## Written exercise:
Reproduce each line of the listing exactly.

— START OF Record excerpts —

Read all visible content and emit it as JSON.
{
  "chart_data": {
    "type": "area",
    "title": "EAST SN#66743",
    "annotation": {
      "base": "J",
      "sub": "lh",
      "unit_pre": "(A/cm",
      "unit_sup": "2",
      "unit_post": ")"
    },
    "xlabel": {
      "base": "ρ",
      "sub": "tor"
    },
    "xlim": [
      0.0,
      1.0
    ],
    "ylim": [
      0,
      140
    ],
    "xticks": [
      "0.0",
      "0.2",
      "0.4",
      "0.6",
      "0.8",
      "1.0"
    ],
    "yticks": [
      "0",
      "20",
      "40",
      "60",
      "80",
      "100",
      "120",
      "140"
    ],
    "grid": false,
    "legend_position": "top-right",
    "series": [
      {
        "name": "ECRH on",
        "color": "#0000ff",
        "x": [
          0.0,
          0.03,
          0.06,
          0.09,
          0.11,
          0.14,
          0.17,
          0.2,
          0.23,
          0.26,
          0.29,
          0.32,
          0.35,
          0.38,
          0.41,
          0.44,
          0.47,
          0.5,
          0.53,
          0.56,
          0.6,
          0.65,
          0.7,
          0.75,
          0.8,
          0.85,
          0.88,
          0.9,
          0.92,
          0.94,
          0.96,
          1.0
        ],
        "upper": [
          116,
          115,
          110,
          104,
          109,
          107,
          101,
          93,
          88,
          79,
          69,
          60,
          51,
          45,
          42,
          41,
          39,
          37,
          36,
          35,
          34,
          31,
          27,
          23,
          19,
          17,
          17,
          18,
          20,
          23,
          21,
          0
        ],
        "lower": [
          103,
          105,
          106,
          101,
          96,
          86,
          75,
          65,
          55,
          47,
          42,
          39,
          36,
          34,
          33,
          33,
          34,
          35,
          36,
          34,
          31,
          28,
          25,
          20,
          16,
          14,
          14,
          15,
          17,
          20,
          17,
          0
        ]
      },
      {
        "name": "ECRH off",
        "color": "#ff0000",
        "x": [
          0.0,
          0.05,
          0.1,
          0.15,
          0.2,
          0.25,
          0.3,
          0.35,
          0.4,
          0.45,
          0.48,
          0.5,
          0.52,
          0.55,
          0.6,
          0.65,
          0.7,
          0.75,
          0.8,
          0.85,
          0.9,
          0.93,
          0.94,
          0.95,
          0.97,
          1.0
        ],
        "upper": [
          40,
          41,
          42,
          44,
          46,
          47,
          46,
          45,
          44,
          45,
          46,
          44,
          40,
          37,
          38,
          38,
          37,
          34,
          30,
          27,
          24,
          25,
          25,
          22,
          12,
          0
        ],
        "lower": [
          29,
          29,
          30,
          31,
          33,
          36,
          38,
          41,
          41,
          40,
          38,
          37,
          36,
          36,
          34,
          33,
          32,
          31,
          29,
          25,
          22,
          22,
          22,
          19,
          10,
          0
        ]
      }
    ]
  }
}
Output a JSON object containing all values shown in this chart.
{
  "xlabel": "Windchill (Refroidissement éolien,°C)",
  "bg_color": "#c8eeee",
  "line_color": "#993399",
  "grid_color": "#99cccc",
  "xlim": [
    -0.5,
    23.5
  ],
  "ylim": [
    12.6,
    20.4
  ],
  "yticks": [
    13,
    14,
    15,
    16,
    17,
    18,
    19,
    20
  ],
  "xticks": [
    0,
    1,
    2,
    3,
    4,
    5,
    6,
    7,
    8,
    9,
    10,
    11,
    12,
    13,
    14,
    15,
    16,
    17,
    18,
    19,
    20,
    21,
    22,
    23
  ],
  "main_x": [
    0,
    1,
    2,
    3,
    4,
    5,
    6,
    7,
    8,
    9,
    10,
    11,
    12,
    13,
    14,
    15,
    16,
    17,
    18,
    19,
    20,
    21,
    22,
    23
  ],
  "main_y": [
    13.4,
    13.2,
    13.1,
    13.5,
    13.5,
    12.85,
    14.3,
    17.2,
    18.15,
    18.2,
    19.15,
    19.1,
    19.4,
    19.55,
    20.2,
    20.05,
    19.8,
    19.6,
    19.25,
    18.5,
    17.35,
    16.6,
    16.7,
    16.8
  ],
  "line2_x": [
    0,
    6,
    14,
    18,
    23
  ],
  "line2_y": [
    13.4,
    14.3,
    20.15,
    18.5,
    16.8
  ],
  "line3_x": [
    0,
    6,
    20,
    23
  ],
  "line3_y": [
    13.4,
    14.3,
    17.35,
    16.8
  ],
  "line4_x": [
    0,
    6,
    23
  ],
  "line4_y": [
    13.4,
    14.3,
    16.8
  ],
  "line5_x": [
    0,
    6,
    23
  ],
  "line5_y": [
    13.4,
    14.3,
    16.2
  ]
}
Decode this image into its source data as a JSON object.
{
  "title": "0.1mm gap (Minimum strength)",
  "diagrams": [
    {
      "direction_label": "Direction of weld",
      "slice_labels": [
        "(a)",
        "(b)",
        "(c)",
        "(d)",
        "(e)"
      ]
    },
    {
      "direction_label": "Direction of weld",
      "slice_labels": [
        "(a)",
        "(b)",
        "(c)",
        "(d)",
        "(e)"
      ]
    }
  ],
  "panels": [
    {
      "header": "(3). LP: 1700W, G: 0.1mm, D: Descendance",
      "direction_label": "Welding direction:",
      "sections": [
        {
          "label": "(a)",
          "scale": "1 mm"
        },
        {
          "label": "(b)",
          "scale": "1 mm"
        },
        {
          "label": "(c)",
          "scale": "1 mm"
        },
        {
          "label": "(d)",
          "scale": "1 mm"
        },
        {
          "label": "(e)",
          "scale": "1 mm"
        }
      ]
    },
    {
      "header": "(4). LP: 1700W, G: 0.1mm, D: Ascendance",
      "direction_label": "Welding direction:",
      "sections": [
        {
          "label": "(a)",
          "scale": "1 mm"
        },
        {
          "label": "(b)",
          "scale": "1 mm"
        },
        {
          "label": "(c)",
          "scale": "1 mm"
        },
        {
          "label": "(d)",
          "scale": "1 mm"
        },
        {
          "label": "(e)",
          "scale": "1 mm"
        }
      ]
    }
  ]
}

— END OF Record excerpts —

## Task response:
Read all visible content and emit it as JSON.
{
  "chart_data": {
    "type": "area",
    "title": "EAST SN#66743",
    "annotation": {
      "base": "J",
      "sub": "lh",
      "unit_pre": "(A/cm",
      "unit_sup": "2",
      "unit_post": ")"
    },
    "xlabel": {
      "base": "ρ",
      "sub": "tor"
    },
    "xlim": [
      0.0,
      1.0
    ],
    "ylim": [
      0,
      140
    ],
    "xticks": [
      "0.0",
      "0.2",
      "0.4",
      "0.6",
      "0.8",
      "1.0"
    ],
    "yticks": [
      "0",
      "20",
      "40",
      "60",
      "80",
      "100",
      "120",
      "140"
    ],
    "grid": false,
    "legend_position": "top-right",
    "series": [
      {
        "name": "ECRH on",
        "color": "#0000ff",
        "x": [
          0.0,
          0.03,
          0.06,
          0.09,
          0.11,
          0.14,
          0.17,
          0.2,
          0.23,
          0.26,
          0.29,
          0.32,
          0.35,
          0.38,
          0.41,
          0.44,
          0.47,
          0.5,
          0.53,
          0.56,
          0.6,
          0.65,
          0.7,
          0.75,
          0.8,
          0.85,
          0.88,
          0.9,
          0.92,
          0.94,
          0.96,
          1.0
        ],
        "upper": [
          116,
          115,
          110,
          104,
          109,
          107,
          101,
          93,
          88,
          79,
          69,
          60,
          51,
          45,
          42,
          41,
          39,
          37,
          36,
          35,
          34,
          31,
          27,
          23,
          19,
          17,
          17,
          18,
          20,
          23,
          21,
          0
        ],
        "lower": [
          103,
          105,
          106,
          101,
          96,
          86,
          75,
          65,
          55,
          47,
          42,
          39,
          36,
          34,
          33,
          33,
          34,
          35,
          36,
          34,
          31,
          28,
          25,
          20,
          16,
          14,
          14,
          15,
          17,
          20,
          17,
          0
        ]
      },
      {
        "name": "ECRH off",
        "color": "#ff0000",
        "x": [
          0.0,
          0.05,
          0.1,
          0.15,
          0.2,
          0.25,
          0.3,
          0.35,
          0.4,
          0.45,
          0.48,
          0.5,
          0.52,
          0.55,
          0.6,
          0.65,
          0.7,
          0.75,
          0.8,
          0.85,
          0.9,
          0.93,
          0.94,
          0.95,
          0.97,
          1.0
        ],
        "upper": [
          40,
          41,
          42,
          44,
          46,
          47,
          46,
          45,
          44,
          45,
          46,
          44,
          40,
          37,
          38,
          38,
          37,
          34,
          30,
          27,
          24,
          25,
          25,
          22,
          12,
          0
        ],
        "lower": [
          29,
          29,
          30,
          31,
          33,
          36,
          38,
          41,
          41,
          40,
          38,
          37,
          36,
          36,
          34,
          33,
          32,
          31,
          29,
          25,
          22,
          22,
          22,
          19,
          10,
          0
        ]
      }
    ]
  }
}
Output a JSON object containing all values shown in this chart.
{
  "xlabel": "Windchill (Refroidissement éolien,°C)",
  "bg_color": "#c8eeee",
  "line_color": "#993399",
  "grid_color": "#99cccc",
  "xlim": [
    -0.5,
    23.5
  ],
  "ylim": [
    12.6,
    20.4
  ],
  "yticks": [
    13,
    14,
    15,
    16,
    17,
    18,
    19,
    20
  ],
  "xticks": [
    0,
    1,
    2,
    3,
    4,
    5,
    6,
    7,
    8,
    9,
    10,
    11,
    12,
    13,
    14,
    15,
    16,
    17,
    18,
    19,
    20,
    21,
    22,
    23
  ],
  "main_x": [
    0,
    1,
    2,
    3,
    4,
    5,
    6,
    7,
    8,
    9,
    10,
    11,
    12,
    13,
    14,
    15,
    16,
    17,
    18,
    19,
    20,
    21,
    22,
    23
  ],
  "main_y": [
    13.4,
    13.2,
    13.1,
    13.5,
    13.5,
    12.85,
    14.3,
    17.2,
    18.15,
    18.2,
    19.15,
    19.1,
    19.4,
    19.55,
    20.2,
    20.05,
    19.8,
    19.6,
    19.25,
    18.5,
    17.35,
    16.6,
    16.7,
    16.8
  ],
  "line2_x": [
    0,
    6,
    14,
    18,
    23
  ],
  "line2_y": [
    13.4,
    14.3,
    20.15,
    18.5,
    16.8
  ],
  "line3_x": [
    0,
    6,
    20,
    23
  ],
  "line3_y": [
    13.4,
    14.3,
    17.35,
    16.8
  ],
  "line4_x": [
    0,
    6,
    23
  ],
  "line4_y": [
    13.4,
    14.3,
    16.8
  ],
  "line5_x": [
    0,
    6,
    23
  ],
  "line5_y": [
    13.4,
    14.3,
    16.2
  ]
}
Decode this image into its source data as a JSON object.
{
  "title": "0.1mm gap (Minimum strength)",
  "diagrams": [
    {
      "direction_label": "Direction of weld",
      "slice_labels": [
        "(a)",
        "(b)",
        "(c)",
        "(d)",
        "(e)"
      ]
    },
    {
      "direction_label": "Direction of weld",
      "slice_labels": [
        "(a)",
        "(b)",
        "(c)",
        "(d)",
        "(e)"
      ]
    }
  ],
  "panels": [
    {
      "header": "(3). LP: 1700W, G: 0.1mm, D: Descendance",
      "direction_label": "Welding direction:",
      "sections": [
        {
          "label": "(a)",
          "scale": "1 mm"
        },
        {
          "label": "(b)",
          "scale": "1 mm"
        },
        {
          "label": "(c)",
          "scale": "1 mm"
        },
        {
          "label": "(d)",
          "scale": "1 mm"
        },
        {
          "label": "(e)",
          "scale": "1 mm"
        }
      ]
    },
    {
      "header": "(4). LP: 1700W, G: 0.1mm, D: Ascendance",
      "direction_label": "Welding direction:",
      "sections": [
        {
          "label": "(a)",
          "scale": "1 mm"
        },
        {
          "label": "(b)",
          "scale": "1 mm"
        },
        {
          "label": "(c)",
          "scale": "1 mm"
        },
        {
          "label": "(d)",
          "scale": "1 mm"
        },
        {
          "label": "(e)",
          "scale": "1 mm"
        }
      ]
    }
  ]
}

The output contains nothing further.